• _Given information_
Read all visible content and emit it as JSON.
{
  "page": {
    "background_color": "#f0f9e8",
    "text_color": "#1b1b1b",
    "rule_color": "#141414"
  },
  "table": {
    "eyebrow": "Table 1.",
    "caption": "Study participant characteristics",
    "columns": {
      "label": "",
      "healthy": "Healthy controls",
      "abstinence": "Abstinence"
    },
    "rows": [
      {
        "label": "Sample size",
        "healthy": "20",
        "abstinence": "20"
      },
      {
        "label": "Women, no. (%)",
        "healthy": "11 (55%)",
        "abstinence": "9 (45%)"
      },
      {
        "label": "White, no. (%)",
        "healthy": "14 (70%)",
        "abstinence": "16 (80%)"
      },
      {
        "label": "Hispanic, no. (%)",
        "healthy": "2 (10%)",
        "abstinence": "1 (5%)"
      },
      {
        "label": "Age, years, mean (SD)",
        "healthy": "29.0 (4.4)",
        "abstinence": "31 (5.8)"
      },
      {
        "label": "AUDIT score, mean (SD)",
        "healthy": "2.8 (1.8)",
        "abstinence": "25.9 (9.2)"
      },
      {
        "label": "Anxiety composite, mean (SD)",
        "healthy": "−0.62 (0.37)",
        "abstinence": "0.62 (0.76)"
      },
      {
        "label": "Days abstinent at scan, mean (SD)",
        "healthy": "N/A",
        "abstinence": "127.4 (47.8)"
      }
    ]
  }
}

• _Short exercise_
Look over the records above and copy each line that includes the string "label".

• _Result for this exercise_
      "label": "",
        "label": "Sample size",
        "label": "Women, no. (%)",
        "label": "White, no. (%)",
        "label": "Hispanic, no. (%)",
        "label": "Age, years, mean (SD)",
        "label": "AUDIT score, mean (SD)",
        "label": "Anxiety composite, mean (SD)",
        "label": "Days abstinent at scan, mean (SD)",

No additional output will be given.